--- start of Extract provided ---

By Laura McKillip Wood
I came to Christian Fellowship North soon after I moved. I was in a very difficult and dark place in my life. My relationship had just collapsed, I had moved to a new city and started a new job, leaving family and friends on the other side of the country. For the first few months I came in and out, with no energy to talk to anybody. I just talked to God.
One Sunday I sat on a chair somewhere at the back of the room, immersed in my thoughts, tears pouring down my face. It was cold, and I wore a scarf that had slipped down my arm. I was struggling to pull it back around me. Suddenly I felt a gentle touch. A woman sitting behind me took the scarf and gently wrapped it around my shoulders saying, “Maybe I can help you.” It was a little thing, but at that point I knew her hand was God’s hand, caring and looking after me, saying that everything was going to be alright.
It’s been six years since that day, and he has never stopped caring. Step by step, I started to get out of my shell, talking to people, trying to give back this gentle touch that showed me that God cares. He cares through his church. My church.
Eva sounds like a young Christian woman in a church in America’s heartland. But she isn’t. She attends Społeczność Chrześcijańska Północ, translated as Christian Fellowship North, in Warsaw, Poland.
In October 2001, Christian Fellowship North (CFN) began as a daughter church of Christian Fellowship Pulawska, also in Warsaw. The leaders of the older congregation have a passion for planting new churches and dreamed of starting one in another district. The youth pastor there, Krzysztof Zareba, eventually was chosen as lead pastor of the new church.
From its humble beginnings in the conference room of a local business, CFN has grown exponentially. Initially, this congregation leaned heavily on its parent church, but baptisms happened frequently and new believers actively began taking part in the life of the church, so it grew quickly. Within three years, Christian Fellowship North became an independent church, moved to a bigger location, and began its own daughter congregation in a southern district of Warsaw.
A New Location
In 2013, CFN’s leadership took a leap of faith. They kept outgrowing rented facilities so they needed a new place to meet. They dreamed of becoming a cultural center and serving the community with their property and through relationships built with people from the neighborhood. They found a building for sale that previously had housed a technical college. It had the potential to become a new home for the church family, but CFN did not have the funds necessary to purchase the building.
Through a network of believers in several countries, they reached out to The Solomon Foundation, a church extension fund that provides financing for churches from a Restoration Movement background to purchase or construct buildings. CFN is the only church TSF has provided a loan for that is located outside the United States.
“We saw the tremendous potential with their leadership, and their growth reminded us of growing churches in America,” said Doug Crozier of The Solomon Foundation. “It was a pretty easy project for us to get behind.”

--- end of Extract provided ---
--- start of Extracted material ---

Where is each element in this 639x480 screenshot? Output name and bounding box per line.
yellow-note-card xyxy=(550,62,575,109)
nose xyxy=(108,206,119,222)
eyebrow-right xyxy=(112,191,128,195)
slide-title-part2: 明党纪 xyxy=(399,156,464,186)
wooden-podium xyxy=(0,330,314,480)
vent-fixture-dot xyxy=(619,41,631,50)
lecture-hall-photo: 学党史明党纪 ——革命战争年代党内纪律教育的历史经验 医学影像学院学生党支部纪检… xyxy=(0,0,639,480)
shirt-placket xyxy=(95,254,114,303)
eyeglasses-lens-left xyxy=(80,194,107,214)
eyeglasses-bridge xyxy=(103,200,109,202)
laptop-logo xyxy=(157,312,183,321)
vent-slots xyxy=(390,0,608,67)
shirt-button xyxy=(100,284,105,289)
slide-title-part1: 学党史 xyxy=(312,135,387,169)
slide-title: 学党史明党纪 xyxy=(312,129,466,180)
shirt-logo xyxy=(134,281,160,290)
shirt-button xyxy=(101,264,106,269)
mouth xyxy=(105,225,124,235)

--- end of Extracted material ---

What you will do:
Answer these questions using the article about Christian Fellowship North.
(a) In what month and year did the church begin?
(b) Who was picked as lead pastor of the new church, and what was his role before that?
(c) What had the building the church found in 2013 been used for before?

Written response:
(a) October 2001.
(b) Krzysztof Zareba, who had been the youth pastor at Christian Fellowship Pulawska.
(c) It had housed a technical college.